:: The data

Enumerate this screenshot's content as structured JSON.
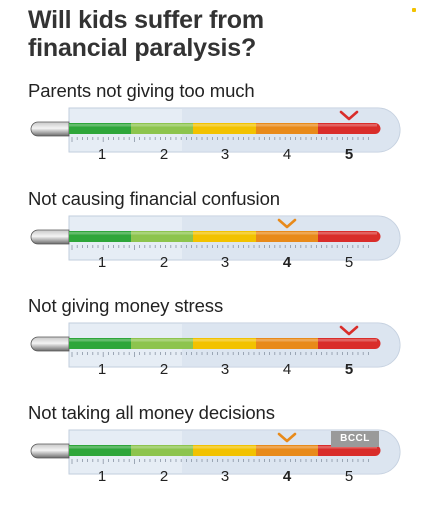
{
  "title_line1": "Will kids suffer from",
  "title_line2": "financial paralysis?",
  "scale_labels": [
    "1",
    "2",
    "3",
    "4",
    "5"
  ],
  "segment_colors": [
    "#2ea63a",
    "#8dc44d",
    "#f2c200",
    "#e88a1a",
    "#d92d2a"
  ],
  "marker_colors": {
    "5": "#d92d2a",
    "4": "#e88a1a"
  },
  "badge": "BCCL",
  "chart_data": [
    {
      "type": "gauge",
      "title": "Parents not giving too much",
      "scale": [
        1,
        5
      ],
      "value": 5
    },
    {
      "type": "gauge",
      "title": "Not causing financial confusion",
      "scale": [
        1,
        5
      ],
      "value": 4
    },
    {
      "type": "gauge",
      "title": "Not giving money stress",
      "scale": [
        1,
        5
      ],
      "value": 5
    },
    {
      "type": "gauge",
      "title": "Not taking all money decisions",
      "scale": [
        1,
        5
      ],
      "value": 4
    }
  ]
}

::::

(Exercise) Please write out all of the material above without changing a word, and omit any pictures.

(Task answer)
Enumerate this screenshot's content as structured JSON.
{
  "title_line1": "Will kids suffer from",
  "title_line2": "financial paralysis?",
  "scale_labels": [
    "1",
    "2",
    "3",
    "4",
    "5"
  ],
  "segment_colors": [
    "#2ea63a",
    "#8dc44d",
    "#f2c200",
    "#e88a1a",
    "#d92d2a"
  ],
  "marker_colors": {
    "5": "#d92d2a",
    "4": "#e88a1a"
  },
  "badge": "BCCL",
  "chart_data": [
    {
      "type": "gauge",
      "title": "Parents not giving too much",
      "scale": [
        1,
        5
      ],
      "value": 5
    },
    {
      "type": "gauge",
      "title": "Not causing financial confusion",
      "scale": [
        1,
        5
      ],
      "value": 4
    },
    {
      "type": "gauge",
      "title": "Not giving money stress",
      "scale": [
        1,
        5
      ],
      "value": 5
    },
    {
      "type": "gauge",
      "title": "Not taking all money decisions",
      "scale": [
        1,
        5
      ],
      "value": 4
    }
  ]
}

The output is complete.